• _What you have to do_:
Return every line of the material that contains the string "chart", copying each line in full. Case counts.

• _Provided material_:
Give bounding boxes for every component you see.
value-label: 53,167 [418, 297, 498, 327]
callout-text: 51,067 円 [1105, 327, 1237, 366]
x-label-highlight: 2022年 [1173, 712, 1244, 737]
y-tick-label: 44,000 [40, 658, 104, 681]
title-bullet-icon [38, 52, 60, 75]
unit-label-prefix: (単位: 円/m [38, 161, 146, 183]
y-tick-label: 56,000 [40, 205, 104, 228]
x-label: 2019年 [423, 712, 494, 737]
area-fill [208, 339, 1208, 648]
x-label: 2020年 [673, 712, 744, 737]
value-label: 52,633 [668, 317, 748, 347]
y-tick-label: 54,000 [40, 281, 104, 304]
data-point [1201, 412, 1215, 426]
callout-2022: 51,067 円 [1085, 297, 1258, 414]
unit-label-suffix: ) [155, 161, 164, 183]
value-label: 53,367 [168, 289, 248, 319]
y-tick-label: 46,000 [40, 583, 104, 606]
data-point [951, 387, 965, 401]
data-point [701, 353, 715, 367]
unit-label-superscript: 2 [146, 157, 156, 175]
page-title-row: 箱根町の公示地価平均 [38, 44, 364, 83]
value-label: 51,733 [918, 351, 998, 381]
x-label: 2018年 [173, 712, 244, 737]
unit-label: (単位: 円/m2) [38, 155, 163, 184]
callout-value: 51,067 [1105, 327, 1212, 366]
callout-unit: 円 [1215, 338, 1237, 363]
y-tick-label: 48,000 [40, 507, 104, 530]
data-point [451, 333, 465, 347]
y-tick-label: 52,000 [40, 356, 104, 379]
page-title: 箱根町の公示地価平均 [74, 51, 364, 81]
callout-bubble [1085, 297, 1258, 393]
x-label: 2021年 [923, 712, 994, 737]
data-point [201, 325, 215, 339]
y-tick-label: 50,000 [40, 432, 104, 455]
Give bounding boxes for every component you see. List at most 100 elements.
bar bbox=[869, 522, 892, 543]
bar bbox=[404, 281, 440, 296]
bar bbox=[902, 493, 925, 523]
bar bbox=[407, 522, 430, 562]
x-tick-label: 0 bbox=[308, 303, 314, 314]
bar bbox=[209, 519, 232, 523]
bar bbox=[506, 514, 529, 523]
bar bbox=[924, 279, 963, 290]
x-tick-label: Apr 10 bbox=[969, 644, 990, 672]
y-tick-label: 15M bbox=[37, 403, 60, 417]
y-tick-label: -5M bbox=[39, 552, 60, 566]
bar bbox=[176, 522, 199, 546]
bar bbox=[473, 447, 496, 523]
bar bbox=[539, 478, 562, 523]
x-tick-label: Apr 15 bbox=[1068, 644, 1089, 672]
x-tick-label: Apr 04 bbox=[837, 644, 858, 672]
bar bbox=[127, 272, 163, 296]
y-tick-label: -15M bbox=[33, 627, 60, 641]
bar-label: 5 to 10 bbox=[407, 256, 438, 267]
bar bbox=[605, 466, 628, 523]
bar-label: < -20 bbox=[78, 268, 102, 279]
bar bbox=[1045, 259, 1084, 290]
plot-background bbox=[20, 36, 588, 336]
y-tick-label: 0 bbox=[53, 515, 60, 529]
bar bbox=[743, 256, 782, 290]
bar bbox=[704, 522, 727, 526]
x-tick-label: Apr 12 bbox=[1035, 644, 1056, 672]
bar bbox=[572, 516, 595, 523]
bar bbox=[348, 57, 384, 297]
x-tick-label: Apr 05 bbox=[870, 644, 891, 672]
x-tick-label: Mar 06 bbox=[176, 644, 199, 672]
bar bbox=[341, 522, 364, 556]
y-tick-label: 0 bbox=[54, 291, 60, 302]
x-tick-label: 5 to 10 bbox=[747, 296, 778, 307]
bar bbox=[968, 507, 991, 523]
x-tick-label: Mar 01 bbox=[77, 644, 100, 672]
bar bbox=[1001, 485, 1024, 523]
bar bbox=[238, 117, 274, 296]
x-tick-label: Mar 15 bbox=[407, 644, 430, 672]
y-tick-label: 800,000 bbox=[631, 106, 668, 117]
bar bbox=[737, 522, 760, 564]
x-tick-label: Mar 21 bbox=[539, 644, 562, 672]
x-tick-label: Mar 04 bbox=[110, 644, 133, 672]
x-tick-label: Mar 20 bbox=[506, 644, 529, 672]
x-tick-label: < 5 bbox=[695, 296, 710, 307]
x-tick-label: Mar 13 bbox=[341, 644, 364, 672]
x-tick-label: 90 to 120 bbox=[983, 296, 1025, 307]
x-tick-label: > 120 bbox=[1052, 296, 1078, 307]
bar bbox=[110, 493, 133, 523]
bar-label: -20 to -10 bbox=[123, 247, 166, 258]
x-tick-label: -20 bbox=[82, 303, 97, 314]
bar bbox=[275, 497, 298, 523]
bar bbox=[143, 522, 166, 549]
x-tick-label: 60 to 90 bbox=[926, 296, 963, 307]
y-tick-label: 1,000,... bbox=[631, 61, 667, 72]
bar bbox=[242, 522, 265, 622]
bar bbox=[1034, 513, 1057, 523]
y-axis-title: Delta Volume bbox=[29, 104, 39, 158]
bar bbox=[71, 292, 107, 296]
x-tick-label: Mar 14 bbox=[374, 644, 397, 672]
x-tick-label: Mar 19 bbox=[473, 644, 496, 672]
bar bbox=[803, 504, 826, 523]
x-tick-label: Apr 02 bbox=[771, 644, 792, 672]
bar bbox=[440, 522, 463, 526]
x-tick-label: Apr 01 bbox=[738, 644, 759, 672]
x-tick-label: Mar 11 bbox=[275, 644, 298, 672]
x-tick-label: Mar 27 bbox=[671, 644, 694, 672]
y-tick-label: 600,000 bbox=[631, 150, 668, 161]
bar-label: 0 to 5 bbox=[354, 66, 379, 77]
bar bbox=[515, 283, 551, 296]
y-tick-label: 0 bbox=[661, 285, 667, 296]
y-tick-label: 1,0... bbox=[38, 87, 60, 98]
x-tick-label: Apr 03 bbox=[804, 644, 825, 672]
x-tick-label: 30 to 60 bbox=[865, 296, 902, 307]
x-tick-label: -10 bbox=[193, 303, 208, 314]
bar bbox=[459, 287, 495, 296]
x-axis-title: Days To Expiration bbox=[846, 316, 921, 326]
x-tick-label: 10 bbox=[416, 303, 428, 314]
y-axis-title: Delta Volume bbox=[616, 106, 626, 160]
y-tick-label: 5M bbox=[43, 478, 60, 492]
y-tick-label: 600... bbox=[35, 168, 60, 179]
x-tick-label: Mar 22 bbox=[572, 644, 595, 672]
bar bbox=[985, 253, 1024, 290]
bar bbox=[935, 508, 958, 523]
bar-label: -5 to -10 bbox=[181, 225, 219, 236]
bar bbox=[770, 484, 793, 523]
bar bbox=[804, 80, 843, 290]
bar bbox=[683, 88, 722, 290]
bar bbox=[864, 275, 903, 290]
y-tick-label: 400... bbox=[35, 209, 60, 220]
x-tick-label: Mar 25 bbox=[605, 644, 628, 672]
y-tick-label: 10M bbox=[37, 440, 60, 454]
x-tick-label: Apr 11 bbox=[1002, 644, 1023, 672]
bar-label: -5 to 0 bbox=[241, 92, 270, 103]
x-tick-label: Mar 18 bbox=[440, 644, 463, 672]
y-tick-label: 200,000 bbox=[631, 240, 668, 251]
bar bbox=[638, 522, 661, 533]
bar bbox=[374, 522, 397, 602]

==

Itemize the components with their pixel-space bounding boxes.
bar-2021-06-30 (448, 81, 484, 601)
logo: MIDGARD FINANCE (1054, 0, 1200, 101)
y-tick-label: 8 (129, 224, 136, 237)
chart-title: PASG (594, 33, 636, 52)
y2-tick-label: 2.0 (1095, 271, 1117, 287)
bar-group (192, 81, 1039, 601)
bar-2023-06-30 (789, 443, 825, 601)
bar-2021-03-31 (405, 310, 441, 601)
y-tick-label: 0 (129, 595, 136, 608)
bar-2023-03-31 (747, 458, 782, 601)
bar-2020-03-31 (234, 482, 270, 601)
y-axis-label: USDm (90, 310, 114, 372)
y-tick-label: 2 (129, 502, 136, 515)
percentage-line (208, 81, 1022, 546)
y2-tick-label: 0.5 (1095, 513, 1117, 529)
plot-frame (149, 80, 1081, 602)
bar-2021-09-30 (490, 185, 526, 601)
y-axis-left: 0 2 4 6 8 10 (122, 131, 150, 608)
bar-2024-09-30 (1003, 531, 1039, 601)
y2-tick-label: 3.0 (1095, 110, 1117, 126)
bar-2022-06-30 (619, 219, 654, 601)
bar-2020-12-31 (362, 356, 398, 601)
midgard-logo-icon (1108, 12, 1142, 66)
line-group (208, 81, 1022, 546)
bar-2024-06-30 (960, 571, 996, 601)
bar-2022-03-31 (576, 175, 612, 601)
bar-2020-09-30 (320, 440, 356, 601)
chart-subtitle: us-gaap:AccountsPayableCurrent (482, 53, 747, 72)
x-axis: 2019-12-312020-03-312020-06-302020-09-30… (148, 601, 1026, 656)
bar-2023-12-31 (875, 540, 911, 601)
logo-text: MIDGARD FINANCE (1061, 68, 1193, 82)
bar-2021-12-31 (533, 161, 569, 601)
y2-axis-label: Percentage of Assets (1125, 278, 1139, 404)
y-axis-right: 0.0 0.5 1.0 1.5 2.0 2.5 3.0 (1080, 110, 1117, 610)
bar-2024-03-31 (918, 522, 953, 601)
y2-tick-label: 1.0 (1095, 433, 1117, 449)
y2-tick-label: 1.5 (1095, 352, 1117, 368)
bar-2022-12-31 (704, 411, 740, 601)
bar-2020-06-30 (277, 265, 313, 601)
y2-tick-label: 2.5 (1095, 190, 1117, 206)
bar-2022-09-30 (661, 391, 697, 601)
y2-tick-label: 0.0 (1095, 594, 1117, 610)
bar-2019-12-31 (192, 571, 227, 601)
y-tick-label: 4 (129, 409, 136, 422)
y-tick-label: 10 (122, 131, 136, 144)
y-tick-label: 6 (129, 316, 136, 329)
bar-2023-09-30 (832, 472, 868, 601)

• _Answer to the task_:
chart-title: PASG (594, 33, 636, 52)
chart-subtitle: us-gaap:AccountsPayableCurrent (482, 53, 747, 72)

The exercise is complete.